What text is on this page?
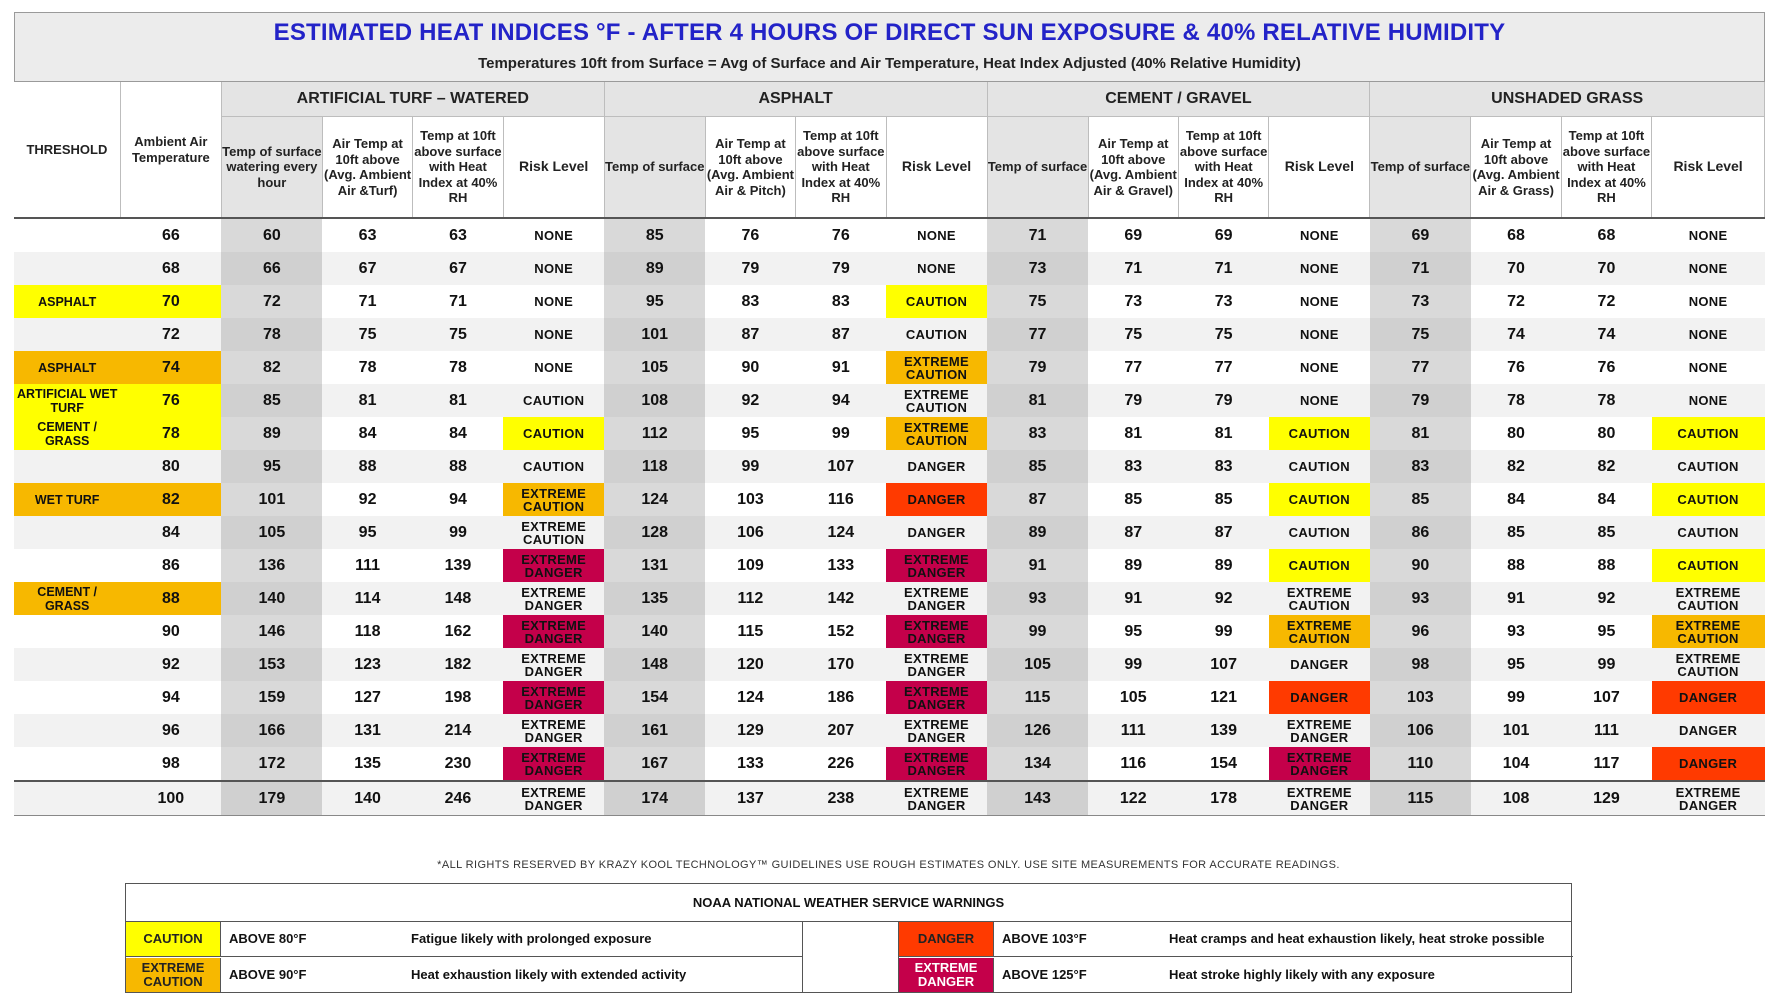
ESTIMATED HEAT INDICES °F - AFTER 4 HOURS OF DIRECT SUN EXPOSURE & 40% RELATIVE HUMIDITY
Temperatures 10ft from Surface = Avg of Surface and Air Temperature, Heat Index Adjusted (40% Relative Humidity)
THRESHOLD	Ambient Air Temperature	ARTIFICIAL TURF – WATERED				ASPHALT				CEMENT / GRAVEL				UNSHADED GRASS			
		Temp of surface watering every hour	Air Temp at 10ft above (Avg. Ambient Air &Turf)	Temp at 10ft above surface with Heat Index at 40% RH	Risk Level	Temp of surface	Air Temp at 10ft above (Avg. Ambient Air & Pitch)	Temp at 10ft above surface with Heat Index at 40% RH	Risk Level	Temp of surface	Air Temp at 10ft above (Avg. Ambient Air & Gravel)	Temp at 10ft above surface with Heat Index at 40% RH	Risk Level	Temp of surface	Air Temp at 10ft above (Avg. Ambient Air & Grass)	Temp at 10ft above surface with Heat Index at 40% RH	Risk Level
	66	60	63	63	NONE	85	76	76	NONE	71	69	69	NONE	69	68	68	NONE
	68	66	67	67	NONE	89	79	79	NONE	73	71	71	NONE	71	70	70	NONE
ASPHALT	70	72	71	71	NONE	95	83	83	CAUTION	75	73	73	NONE	73	72	72	NONE
	72	78	75	75	NONE	101	87	87	CAUTION	77	75	75	NONE	75	74	74	NONE
ASPHALT	74	82	78	78	NONE	105	90	91	EXTREME CAUTION	79	77	77	NONE	77	76	76	NONE
ARTIFICIAL WET TURF	76	85	81	81	CAUTION	108	92	94	EXTREME CAUTION	81	79	79	NONE	79	78	78	NONE
CEMENT / GRASS	78	89	84	84	CAUTION	112	95	99	EXTREME CAUTION	83	81	81	CAUTION	81	80	80	CAUTION
	80	95	88	88	CAUTION	118	99	107	DANGER	85	83	83	CAUTION	83	82	82	CAUTION
WET TURF	82	101	92	94	EXTREME CAUTION	124	103	116	DANGER	87	85	85	CAUTION	85	84	84	CAUTION
	84	105	95	99	EXTREME CAUTION	128	106	124	DANGER	89	87	87	CAUTION	86	85	85	CAUTION
	86	136	111	139	EXTREME DANGER	131	109	133	EXTREME DANGER	91	89	89	CAUTION	90	88	88	CAUTION
CEMENT / GRASS	88	140	114	148	EXTREME DANGER	135	112	142	EXTREME DANGER	93	91	92	EXTREME CAUTION	93	91	92	EXTREME CAUTION
	90	146	118	162	EXTREME DANGER	140	115	152	EXTREME DANGER	99	95	99	EXTREME CAUTION	96	93	95	EXTREME CAUTION
	92	153	123	182	EXTREME DANGER	148	120	170	EXTREME DANGER	105	99	107	DANGER	98	95	99	EXTREME CAUTION
	94	159	127	198	EXTREME DANGER	154	124	186	EXTREME DANGER	115	105	121	DANGER	103	99	107	DANGER
	96	166	131	214	EXTREME DANGER	161	129	207	EXTREME DANGER	126	111	139	EXTREME DANGER	106	101	111	DANGER
	98	172	135	230	EXTREME DANGER	167	133	226	EXTREME DANGER	134	116	154	EXTREME DANGER	110	104	117	DANGER
	100	179	140	246	EXTREME DANGER	174	137	238	EXTREME DANGER	143	122	178	EXTREME DANGER	115	108	129	EXTREME DANGER
*ALL RIGHTS RESERVED BY KRAZY KOOL TECHNOLOGY™ GUIDELINES USE ROUGH ESTIMATES ONLY. USE SITE MEASUREMENTS FOR ACCURATE READINGS.
NOAA NATIONAL WEATHER SERVICE WARNINGS
CAUTION	ABOVE 80°F	Fatigue likely with prolonged exposure
EXTREME CAUTION	ABOVE 90°F	Heat exhaustion likely with extended activity
DANGER	ABOVE 103°F	Heat cramps and heat exhaustion likely, heat stroke possible
EXTREME DANGER	ABOVE 125°F	Heat stroke highly likely with any exposure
=======
AIM: Locate all lines that include the word "ASPHALT" and copy them out.

THE SOLUTION:
THRESHOLD	Ambient Air Temperature	ARTIFICIAL TURF – WATERED				ASPHALT				CEMENT / GRAVEL				UNSHADED GRASS			
ASPHALT	70	72	71	71	NONE	95	83	83	CAUTION	75	73	73	NONE	73	72	72	NONE
ASPHALT	74	82	78	78	NONE	105	90	91	EXTREME CAUTION	79	77	77	NONE	77	76	76	NONE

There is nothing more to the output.